> [Work to do]
Search the listing below for "安心学解析". Copy each matching line.

> [Task inputs]
········
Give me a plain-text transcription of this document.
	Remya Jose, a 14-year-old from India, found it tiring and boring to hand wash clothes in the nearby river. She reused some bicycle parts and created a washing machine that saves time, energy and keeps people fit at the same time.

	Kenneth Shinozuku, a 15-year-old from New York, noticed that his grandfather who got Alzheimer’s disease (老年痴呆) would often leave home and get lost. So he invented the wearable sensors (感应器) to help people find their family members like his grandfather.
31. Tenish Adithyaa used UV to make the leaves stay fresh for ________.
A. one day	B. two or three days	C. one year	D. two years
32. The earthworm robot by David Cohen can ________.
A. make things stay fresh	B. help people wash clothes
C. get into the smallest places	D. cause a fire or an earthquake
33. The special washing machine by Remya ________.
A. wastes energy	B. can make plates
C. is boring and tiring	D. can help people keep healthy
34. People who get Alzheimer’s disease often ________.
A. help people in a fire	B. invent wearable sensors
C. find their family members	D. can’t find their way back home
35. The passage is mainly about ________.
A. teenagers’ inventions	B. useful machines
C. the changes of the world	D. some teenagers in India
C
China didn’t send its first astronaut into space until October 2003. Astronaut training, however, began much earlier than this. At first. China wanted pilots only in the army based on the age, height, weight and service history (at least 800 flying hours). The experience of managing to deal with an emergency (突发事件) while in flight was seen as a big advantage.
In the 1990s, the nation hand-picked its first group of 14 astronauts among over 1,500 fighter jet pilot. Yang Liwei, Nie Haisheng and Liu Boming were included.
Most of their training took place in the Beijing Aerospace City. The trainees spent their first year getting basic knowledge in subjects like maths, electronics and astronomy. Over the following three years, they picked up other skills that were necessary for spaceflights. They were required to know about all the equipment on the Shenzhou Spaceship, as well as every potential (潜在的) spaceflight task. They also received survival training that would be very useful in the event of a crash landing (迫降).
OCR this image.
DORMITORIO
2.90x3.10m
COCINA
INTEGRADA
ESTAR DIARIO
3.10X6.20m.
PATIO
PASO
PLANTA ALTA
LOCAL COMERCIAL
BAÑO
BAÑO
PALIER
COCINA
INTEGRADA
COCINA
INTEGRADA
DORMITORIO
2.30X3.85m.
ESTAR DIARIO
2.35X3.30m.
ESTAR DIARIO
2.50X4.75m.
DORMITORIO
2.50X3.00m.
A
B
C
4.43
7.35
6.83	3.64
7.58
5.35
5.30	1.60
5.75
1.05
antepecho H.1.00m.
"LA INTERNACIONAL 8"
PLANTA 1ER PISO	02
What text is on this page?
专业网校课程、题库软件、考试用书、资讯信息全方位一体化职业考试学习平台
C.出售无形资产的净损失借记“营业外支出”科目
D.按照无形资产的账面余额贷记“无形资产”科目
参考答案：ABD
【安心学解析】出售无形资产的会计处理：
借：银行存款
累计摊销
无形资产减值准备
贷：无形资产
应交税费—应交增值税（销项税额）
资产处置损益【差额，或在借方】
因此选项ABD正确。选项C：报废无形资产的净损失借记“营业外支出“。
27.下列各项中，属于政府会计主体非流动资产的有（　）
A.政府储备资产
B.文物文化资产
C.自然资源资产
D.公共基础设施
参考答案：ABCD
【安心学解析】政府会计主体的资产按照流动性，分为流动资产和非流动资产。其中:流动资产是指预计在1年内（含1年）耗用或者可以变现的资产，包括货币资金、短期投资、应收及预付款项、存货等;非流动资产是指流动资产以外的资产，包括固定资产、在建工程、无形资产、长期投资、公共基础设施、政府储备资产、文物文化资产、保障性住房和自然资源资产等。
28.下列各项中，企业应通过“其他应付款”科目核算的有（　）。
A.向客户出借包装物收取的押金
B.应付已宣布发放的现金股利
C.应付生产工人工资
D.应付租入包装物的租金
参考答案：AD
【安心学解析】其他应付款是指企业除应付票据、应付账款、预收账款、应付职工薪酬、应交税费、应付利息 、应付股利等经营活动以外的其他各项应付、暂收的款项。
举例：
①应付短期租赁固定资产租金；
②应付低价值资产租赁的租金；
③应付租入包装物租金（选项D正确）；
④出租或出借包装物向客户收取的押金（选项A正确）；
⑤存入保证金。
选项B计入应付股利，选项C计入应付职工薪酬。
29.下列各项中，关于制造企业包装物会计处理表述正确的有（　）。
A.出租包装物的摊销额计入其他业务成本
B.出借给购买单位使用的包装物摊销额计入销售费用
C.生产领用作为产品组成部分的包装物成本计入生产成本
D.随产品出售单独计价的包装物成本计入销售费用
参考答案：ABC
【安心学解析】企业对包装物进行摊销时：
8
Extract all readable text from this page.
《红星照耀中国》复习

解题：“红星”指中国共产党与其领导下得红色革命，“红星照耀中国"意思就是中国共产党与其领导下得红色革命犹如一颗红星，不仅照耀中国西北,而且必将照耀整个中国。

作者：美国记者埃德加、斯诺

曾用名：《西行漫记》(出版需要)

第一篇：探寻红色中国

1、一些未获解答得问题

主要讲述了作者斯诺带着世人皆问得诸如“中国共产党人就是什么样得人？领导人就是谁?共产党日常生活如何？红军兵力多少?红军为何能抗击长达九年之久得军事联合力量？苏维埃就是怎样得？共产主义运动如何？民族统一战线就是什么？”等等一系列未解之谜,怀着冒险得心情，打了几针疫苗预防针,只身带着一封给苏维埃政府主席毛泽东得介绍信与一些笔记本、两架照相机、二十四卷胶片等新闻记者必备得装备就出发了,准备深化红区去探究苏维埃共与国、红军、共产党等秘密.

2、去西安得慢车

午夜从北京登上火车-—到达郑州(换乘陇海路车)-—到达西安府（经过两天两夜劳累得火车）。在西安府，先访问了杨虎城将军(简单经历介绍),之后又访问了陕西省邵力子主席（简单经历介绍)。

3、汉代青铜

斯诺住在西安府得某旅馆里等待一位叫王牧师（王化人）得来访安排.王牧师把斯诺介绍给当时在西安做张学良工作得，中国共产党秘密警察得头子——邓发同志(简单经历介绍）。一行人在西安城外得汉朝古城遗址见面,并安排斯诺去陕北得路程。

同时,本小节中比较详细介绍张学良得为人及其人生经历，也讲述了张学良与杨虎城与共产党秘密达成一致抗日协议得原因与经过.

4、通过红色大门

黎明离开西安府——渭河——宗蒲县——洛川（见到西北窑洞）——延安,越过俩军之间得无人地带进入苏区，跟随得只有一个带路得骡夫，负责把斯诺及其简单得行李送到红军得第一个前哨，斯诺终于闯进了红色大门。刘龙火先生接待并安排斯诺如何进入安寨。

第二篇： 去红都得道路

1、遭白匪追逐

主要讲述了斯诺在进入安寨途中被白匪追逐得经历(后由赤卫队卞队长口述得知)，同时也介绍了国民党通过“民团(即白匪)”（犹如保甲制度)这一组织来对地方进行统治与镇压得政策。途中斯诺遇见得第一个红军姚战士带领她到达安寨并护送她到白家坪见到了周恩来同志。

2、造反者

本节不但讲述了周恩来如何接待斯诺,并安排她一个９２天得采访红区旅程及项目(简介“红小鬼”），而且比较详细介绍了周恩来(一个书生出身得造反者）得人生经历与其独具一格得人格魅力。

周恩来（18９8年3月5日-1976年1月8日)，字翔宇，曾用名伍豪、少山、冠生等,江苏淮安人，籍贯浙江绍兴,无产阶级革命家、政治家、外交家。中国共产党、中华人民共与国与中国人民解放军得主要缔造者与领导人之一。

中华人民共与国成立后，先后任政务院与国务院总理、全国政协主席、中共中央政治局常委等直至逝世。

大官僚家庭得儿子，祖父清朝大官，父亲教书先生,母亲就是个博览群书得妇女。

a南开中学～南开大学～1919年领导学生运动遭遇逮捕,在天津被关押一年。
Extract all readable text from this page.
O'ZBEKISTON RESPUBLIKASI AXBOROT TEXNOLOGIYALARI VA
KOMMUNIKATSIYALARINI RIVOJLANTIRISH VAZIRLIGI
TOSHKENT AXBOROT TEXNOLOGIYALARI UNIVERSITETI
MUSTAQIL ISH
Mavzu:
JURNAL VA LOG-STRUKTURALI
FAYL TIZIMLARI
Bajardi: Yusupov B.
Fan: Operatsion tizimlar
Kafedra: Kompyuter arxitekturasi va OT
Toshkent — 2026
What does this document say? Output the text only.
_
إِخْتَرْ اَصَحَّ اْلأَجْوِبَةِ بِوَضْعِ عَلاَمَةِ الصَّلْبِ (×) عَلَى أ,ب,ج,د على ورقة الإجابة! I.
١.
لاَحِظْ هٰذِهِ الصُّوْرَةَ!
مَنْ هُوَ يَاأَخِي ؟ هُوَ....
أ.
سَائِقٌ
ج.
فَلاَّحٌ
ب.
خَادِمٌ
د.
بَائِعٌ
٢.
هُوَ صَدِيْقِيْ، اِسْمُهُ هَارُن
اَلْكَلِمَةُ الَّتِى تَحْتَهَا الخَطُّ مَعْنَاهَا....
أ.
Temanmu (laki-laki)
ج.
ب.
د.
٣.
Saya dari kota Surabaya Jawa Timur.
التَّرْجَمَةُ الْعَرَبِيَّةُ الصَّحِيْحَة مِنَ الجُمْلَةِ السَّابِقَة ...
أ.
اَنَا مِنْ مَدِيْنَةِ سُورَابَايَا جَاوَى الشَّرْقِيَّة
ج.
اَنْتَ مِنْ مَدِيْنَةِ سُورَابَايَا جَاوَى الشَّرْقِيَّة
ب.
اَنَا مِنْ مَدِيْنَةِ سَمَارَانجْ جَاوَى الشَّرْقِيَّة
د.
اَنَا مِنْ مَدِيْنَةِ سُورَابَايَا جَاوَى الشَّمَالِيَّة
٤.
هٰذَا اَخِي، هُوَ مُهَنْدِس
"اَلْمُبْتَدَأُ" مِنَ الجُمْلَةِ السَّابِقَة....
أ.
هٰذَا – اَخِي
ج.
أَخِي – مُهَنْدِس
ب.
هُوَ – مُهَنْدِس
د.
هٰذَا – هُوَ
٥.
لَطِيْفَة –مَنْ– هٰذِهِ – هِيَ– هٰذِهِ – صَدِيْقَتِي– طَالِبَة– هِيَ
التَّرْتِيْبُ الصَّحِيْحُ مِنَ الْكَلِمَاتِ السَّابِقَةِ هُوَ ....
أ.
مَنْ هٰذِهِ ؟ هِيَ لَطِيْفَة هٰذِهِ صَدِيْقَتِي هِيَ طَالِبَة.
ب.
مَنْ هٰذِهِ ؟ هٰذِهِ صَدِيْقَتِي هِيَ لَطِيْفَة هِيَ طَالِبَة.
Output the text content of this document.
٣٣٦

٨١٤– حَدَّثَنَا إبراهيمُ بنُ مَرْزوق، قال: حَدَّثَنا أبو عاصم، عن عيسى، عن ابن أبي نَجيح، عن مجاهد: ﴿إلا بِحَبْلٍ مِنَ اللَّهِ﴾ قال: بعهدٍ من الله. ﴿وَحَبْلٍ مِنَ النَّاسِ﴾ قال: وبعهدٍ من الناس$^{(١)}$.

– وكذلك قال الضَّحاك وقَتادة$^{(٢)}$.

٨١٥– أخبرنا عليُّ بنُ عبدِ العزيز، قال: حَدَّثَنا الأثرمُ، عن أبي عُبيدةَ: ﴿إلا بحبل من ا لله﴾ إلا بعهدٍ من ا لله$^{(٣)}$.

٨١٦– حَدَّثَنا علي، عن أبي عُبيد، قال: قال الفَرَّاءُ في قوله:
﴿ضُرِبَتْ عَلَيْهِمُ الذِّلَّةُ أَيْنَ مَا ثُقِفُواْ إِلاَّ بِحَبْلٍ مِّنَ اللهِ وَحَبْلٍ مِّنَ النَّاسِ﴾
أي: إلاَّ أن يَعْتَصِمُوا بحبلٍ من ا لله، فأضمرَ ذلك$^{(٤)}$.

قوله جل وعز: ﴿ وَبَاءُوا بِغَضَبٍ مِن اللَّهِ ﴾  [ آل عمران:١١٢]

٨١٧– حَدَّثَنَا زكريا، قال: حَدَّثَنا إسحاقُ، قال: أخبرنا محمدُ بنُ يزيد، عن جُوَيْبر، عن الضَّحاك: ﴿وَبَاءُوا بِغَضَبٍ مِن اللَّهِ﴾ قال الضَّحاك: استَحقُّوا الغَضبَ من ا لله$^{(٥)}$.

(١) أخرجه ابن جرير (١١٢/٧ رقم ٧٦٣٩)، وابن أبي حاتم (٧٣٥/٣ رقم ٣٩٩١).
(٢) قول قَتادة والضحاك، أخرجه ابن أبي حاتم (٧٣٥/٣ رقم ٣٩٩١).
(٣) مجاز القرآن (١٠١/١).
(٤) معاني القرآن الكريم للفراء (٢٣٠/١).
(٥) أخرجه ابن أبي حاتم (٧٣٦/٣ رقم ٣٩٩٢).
········
> [Exercise answer]
【安心学解析】出售无形资产的会计处理：
【安心学解析】政府会计主体的资产按照流动性，分为流动资产和非流动资产。其中:流动资产是指预计在1年内（含1年）耗用或者可以变现的资产，包括货币资金、短期投资、应收及预付款项、存货等;非流动资产是指流动资产以外的资产，包括固定资产、在建工程、无形资产、长期投资、公共基础设施、政府储备资产、文物文化资产、保障性住房和自然资源资产等。
【安心学解析】其他应付款是指企业除应付票据、应付账款、预收账款、应付职工薪酬、应交税费、应付利息 、应付股利等经营活动以外的其他各项应付、暂收的款项。
【安心学解析】企业对包装物进行摊销时：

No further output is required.